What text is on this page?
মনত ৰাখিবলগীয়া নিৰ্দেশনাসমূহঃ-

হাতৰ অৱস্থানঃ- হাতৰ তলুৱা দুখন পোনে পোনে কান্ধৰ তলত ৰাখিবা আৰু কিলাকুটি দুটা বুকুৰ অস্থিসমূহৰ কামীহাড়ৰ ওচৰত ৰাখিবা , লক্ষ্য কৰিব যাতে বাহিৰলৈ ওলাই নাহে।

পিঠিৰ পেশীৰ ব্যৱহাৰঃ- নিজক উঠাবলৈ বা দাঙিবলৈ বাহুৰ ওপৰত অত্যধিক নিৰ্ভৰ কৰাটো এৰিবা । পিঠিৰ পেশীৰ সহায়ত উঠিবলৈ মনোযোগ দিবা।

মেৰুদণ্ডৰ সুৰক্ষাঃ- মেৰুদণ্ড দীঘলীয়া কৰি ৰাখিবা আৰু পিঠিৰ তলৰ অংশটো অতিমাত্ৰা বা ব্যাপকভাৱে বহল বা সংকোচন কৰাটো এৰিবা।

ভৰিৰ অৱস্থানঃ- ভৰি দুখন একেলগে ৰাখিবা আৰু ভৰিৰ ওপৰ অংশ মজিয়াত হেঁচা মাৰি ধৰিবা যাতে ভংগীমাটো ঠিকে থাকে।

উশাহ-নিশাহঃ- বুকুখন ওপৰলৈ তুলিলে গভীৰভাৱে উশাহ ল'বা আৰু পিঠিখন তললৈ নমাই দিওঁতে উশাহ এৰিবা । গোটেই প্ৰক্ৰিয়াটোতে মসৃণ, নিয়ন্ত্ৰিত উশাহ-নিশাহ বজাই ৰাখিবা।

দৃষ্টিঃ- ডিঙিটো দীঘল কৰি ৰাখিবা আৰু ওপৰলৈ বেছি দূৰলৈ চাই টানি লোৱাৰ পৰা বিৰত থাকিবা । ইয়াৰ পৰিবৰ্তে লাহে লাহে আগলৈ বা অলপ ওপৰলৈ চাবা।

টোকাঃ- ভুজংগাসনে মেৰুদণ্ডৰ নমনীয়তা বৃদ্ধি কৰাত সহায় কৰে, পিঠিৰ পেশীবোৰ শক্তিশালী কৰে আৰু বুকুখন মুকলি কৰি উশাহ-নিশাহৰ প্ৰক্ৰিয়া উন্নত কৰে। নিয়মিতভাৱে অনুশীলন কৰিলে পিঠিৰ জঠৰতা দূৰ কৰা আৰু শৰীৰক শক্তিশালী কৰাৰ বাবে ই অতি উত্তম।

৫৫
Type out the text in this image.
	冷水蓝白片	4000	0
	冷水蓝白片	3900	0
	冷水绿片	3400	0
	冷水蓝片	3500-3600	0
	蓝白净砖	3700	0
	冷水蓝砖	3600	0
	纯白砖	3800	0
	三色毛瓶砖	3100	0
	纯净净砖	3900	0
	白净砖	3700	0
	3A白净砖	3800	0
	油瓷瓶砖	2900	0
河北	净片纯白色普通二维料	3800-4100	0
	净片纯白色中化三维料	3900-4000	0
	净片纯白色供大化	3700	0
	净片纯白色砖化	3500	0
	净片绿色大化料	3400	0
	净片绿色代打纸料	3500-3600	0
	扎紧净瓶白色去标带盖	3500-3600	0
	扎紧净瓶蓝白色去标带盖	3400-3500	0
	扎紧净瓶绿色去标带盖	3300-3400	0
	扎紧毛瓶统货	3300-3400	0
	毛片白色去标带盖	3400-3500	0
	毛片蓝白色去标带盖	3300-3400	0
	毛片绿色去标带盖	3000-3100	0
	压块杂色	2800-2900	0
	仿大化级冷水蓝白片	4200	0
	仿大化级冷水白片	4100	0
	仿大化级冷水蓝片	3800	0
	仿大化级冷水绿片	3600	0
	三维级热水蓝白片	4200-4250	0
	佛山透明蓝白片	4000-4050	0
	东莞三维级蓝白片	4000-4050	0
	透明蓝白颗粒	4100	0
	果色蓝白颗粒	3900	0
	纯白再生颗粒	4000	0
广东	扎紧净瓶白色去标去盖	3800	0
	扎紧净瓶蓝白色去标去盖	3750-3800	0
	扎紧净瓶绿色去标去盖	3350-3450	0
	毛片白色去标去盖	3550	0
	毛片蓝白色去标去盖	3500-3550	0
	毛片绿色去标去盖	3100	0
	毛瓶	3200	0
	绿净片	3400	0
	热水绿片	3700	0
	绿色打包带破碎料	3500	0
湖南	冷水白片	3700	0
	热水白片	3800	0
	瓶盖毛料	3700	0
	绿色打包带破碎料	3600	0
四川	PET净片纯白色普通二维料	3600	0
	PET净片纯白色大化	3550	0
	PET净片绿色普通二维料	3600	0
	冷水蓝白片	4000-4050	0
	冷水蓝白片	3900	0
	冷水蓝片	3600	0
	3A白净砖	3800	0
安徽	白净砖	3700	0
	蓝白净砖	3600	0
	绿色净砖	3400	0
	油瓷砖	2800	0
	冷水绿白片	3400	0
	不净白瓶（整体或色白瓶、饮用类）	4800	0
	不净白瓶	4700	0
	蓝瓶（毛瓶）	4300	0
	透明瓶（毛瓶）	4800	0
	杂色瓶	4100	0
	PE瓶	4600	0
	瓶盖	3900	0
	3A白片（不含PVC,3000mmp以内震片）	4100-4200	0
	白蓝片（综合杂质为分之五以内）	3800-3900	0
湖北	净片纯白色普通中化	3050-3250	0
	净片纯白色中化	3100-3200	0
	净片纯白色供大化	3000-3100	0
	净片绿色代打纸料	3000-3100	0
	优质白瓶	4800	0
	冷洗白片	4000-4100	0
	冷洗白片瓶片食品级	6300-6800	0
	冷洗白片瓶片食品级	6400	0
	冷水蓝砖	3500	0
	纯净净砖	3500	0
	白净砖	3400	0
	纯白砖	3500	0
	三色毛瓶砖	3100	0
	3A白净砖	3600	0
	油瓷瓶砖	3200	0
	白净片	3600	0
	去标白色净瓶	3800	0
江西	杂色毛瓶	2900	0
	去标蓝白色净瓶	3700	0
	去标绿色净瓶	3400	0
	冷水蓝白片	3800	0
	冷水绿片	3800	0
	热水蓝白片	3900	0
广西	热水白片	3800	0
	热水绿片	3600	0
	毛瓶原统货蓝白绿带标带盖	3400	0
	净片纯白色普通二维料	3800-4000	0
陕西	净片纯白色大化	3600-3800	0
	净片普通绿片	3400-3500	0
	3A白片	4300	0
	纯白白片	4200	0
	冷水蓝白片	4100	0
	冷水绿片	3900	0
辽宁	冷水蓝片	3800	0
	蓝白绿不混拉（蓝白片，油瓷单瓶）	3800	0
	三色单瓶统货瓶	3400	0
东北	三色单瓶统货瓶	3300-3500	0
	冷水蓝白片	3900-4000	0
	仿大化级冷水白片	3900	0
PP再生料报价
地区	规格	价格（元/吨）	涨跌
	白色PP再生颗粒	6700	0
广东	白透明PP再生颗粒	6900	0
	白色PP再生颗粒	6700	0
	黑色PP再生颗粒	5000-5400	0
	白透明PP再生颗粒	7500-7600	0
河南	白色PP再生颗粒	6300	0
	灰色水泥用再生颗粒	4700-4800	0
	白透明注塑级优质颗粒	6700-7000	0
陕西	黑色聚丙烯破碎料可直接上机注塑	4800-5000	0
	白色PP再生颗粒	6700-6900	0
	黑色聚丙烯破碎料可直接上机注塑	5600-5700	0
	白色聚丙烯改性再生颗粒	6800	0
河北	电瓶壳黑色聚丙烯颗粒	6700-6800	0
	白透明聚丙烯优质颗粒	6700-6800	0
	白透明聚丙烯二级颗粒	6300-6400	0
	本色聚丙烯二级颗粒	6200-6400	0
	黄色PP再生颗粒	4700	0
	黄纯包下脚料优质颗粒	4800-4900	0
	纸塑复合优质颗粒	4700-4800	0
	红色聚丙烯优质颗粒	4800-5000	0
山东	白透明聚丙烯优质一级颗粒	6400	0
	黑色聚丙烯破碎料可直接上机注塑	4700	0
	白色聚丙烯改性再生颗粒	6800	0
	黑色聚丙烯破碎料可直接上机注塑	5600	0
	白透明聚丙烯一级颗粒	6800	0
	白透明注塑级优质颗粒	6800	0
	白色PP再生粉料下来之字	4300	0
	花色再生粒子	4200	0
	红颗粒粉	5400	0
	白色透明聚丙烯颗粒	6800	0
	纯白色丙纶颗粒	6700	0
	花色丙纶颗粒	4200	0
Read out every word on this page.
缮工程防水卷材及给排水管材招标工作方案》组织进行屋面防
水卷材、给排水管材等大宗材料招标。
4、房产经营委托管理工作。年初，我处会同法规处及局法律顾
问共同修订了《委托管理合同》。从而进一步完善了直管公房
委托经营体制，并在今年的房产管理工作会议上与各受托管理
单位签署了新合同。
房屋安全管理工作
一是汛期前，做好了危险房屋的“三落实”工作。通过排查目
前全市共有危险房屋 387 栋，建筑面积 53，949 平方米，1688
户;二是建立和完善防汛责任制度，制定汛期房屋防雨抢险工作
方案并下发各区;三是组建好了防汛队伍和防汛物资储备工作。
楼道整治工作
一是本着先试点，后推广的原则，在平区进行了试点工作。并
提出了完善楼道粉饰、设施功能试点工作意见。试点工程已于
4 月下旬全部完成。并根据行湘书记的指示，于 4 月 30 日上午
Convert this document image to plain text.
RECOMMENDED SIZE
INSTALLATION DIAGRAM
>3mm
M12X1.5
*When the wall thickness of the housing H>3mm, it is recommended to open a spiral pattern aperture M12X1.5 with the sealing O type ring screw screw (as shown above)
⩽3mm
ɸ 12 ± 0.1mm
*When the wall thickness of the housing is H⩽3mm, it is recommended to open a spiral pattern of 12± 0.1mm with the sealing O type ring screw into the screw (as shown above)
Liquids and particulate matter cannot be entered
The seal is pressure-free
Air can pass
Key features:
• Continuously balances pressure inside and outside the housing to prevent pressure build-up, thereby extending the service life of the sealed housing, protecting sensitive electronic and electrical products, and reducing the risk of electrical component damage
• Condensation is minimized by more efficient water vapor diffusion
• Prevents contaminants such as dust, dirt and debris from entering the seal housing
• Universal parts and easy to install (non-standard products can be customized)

§ §

What to work on: In the entries above, find the lines containing the word "page" and say how many there are, with no other words.

Completed task: 2